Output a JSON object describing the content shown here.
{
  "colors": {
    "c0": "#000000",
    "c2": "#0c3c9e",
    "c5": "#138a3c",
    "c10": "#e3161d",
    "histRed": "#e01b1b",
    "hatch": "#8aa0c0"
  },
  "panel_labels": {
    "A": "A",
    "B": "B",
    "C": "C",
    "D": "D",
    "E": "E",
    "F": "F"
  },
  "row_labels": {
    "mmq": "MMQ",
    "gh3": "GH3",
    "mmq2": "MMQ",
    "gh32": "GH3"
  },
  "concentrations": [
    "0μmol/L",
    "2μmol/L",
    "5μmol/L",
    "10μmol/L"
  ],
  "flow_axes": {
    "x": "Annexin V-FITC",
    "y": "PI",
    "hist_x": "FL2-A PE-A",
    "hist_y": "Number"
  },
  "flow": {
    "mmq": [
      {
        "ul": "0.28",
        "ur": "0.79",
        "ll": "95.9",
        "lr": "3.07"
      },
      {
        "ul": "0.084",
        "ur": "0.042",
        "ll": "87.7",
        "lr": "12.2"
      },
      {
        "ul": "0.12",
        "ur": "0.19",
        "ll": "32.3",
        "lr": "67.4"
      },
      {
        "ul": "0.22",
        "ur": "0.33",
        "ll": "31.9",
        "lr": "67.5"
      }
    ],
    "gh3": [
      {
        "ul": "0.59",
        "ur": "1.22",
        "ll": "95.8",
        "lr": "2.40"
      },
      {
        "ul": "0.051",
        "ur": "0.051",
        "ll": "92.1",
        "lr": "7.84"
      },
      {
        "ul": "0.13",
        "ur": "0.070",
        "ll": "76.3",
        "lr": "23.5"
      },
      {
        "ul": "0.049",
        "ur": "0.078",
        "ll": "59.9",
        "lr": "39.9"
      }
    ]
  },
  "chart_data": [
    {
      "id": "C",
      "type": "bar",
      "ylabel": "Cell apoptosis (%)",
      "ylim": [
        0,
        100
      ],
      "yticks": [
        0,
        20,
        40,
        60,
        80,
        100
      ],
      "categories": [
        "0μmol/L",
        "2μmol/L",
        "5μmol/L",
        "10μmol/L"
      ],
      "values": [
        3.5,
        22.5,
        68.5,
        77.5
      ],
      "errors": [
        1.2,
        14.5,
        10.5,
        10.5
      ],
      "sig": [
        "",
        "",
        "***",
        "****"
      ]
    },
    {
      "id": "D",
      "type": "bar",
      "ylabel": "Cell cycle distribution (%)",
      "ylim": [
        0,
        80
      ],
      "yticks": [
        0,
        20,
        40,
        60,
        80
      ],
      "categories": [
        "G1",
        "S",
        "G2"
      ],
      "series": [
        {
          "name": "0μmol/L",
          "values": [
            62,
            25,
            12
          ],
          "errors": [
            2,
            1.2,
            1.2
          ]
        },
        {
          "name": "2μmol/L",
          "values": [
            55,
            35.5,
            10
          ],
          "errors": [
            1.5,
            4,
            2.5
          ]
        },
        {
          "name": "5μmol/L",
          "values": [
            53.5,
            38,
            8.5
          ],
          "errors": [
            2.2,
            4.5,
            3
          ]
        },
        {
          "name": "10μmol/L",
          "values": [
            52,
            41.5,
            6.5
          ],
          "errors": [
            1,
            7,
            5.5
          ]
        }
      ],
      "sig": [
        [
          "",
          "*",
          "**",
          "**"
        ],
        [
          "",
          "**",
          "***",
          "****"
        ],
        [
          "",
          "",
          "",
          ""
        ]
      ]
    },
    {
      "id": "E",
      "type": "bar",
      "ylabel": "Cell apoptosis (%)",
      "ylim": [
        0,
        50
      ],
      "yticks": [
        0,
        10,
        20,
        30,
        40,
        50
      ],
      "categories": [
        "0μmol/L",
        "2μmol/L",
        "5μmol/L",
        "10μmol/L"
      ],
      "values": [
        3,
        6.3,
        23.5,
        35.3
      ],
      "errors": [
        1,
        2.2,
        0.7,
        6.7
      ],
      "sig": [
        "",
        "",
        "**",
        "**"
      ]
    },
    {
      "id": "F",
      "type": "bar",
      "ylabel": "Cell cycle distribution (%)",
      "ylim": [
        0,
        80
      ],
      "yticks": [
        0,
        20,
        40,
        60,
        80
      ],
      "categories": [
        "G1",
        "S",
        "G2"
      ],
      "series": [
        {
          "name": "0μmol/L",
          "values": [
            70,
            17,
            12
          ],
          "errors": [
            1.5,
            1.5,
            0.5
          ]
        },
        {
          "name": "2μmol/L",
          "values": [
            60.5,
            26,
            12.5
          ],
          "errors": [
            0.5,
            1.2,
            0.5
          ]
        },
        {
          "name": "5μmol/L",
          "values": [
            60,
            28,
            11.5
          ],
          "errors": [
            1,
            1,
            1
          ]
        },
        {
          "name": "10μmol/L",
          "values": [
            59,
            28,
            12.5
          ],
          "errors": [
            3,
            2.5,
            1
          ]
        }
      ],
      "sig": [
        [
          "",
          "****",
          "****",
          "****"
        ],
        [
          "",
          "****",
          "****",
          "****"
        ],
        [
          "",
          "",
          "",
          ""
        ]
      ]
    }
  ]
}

▸ **Work to be completed**
The whole listing above needs to be written out again exactly.

▸ **Finished exercise**
Output a JSON object describing the content shown here.
{
  "colors": {
    "c0": "#000000",
    "c2": "#0c3c9e",
    "c5": "#138a3c",
    "c10": "#e3161d",
    "histRed": "#e01b1b",
    "hatch": "#8aa0c0"
  },
  "panel_labels": {
    "A": "A",
    "B": "B",
    "C": "C",
    "D": "D",
    "E": "E",
    "F": "F"
  },
  "row_labels": {
    "mmq": "MMQ",
    "gh3": "GH3",
    "mmq2": "MMQ",
    "gh32": "GH3"
  },
  "concentrations": [
    "0μmol/L",
    "2μmol/L",
    "5μmol/L",
    "10μmol/L"
  ],
  "flow_axes": {
    "x": "Annexin V-FITC",
    "y": "PI",
    "hist_x": "FL2-A PE-A",
    "hist_y": "Number"
  },
  "flow": {
    "mmq": [
      {
        "ul": "0.28",
        "ur": "0.79",
        "ll": "95.9",
        "lr": "3.07"
      },
      {
        "ul": "0.084",
        "ur": "0.042",
        "ll": "87.7",
        "lr": "12.2"
      },
      {
        "ul": "0.12",
        "ur": "0.19",
        "ll": "32.3",
        "lr": "67.4"
      },
      {
        "ul": "0.22",
        "ur": "0.33",
        "ll": "31.9",
        "lr": "67.5"
      }
    ],
    "gh3": [
      {
        "ul": "0.59",
        "ur": "1.22",
        "ll": "95.8",
        "lr": "2.40"
      },
      {
        "ul": "0.051",
        "ur": "0.051",
        "ll": "92.1",
        "lr": "7.84"
      },
      {
        "ul": "0.13",
        "ur": "0.070",
        "ll": "76.3",
        "lr": "23.5"
      },
      {
        "ul": "0.049",
        "ur": "0.078",
        "ll": "59.9",
        "lr": "39.9"
      }
    ]
  },
  "chart_data": [
    {
      "id": "C",
      "type": "bar",
      "ylabel": "Cell apoptosis (%)",
      "ylim": [
        0,
        100
      ],
      "yticks": [
        0,
        20,
        40,
        60,
        80,
        100
      ],
      "categories": [
        "0μmol/L",
        "2μmol/L",
        "5μmol/L",
        "10μmol/L"
      ],
      "values": [
        3.5,
        22.5,
        68.5,
        77.5
      ],
      "errors": [
        1.2,
        14.5,
        10.5,
        10.5
      ],
      "sig": [
        "",
        "",
        "***",
        "****"
      ]
    },
    {
      "id": "D",
      "type": "bar",
      "ylabel": "Cell cycle distribution (%)",
      "ylim": [
        0,
        80
      ],
      "yticks": [
        0,
        20,
        40,
        60,
        80
      ],
      "categories": [
        "G1",
        "S",
        "G2"
      ],
      "series": [
        {
          "name": "0μmol/L",
          "values": [
            62,
            25,
            12
          ],
          "errors": [
            2,
            1.2,
            1.2
          ]
        },
        {
          "name": "2μmol/L",
          "values": [
            55,
            35.5,
            10
          ],
          "errors": [
            1.5,
            4,
            2.5
          ]
        },
        {
          "name": "5μmol/L",
          "values": [
            53.5,
            38,
            8.5
          ],
          "errors": [
            2.2,
            4.5,
            3
          ]
        },
        {
          "name": "10μmol/L",
          "values": [
            52,
            41.5,
            6.5
          ],
          "errors": [
            1,
            7,
            5.5
          ]
        }
      ],
      "sig": [
        [
          "",
          "*",
          "**",
          "**"
        ],
        [
          "",
          "**",
          "***",
          "****"
        ],
        [
          "",
          "",
          "",
          ""
        ]
      ]
    },
    {
      "id": "E",
      "type": "bar",
      "ylabel": "Cell apoptosis (%)",
      "ylim": [
        0,
        50
      ],
      "yticks": [
        0,
        10,
        20,
        30,
        40,
        50
      ],
      "categories": [
        "0μmol/L",
        "2μmol/L",
        "5μmol/L",
        "10μmol/L"
      ],
      "values": [
        3,
        6.3,
        23.5,
        35.3
      ],
      "errors": [
        1,
        2.2,
        0.7,
        6.7
      ],
      "sig": [
        "",
        "",
        "**",
        "**"
      ]
    },
    {
      "id": "F",
      "type": "bar",
      "ylabel": "Cell cycle distribution (%)",
      "ylim": [
        0,
        80
      ],
      "yticks": [
        0,
        20,
        40,
        60,
        80
      ],
      "categories": [
        "G1",
        "S",
        "G2"
      ],
      "series": [
        {
          "name": "0μmol/L",
          "values": [
            70,
            17,
            12
          ],
          "errors": [
            1.5,
            1.5,
            0.5
          ]
        },
        {
          "name": "2μmol/L",
          "values": [
            60.5,
            26,
            12.5
          ],
          "errors": [
            0.5,
            1.2,
            0.5
          ]
        },
        {
          "name": "5μmol/L",
          "values": [
            60,
            28,
            11.5
          ],
          "errors": [
            1,
            1,
            1
          ]
        },
        {
          "name": "10μmol/L",
          "values": [
            59,
            28,
            12.5
          ],
          "errors": [
            3,
            2.5,
            1
          ]
        }
      ],
      "sig": [
        [
          "",
          "****",
          "****",
          "****"
        ],
        [
          "",
          "****",
          "****",
          "****"
        ],
        [
          "",
          "",
          "",
          ""
        ]
      ]
    }
  ]
}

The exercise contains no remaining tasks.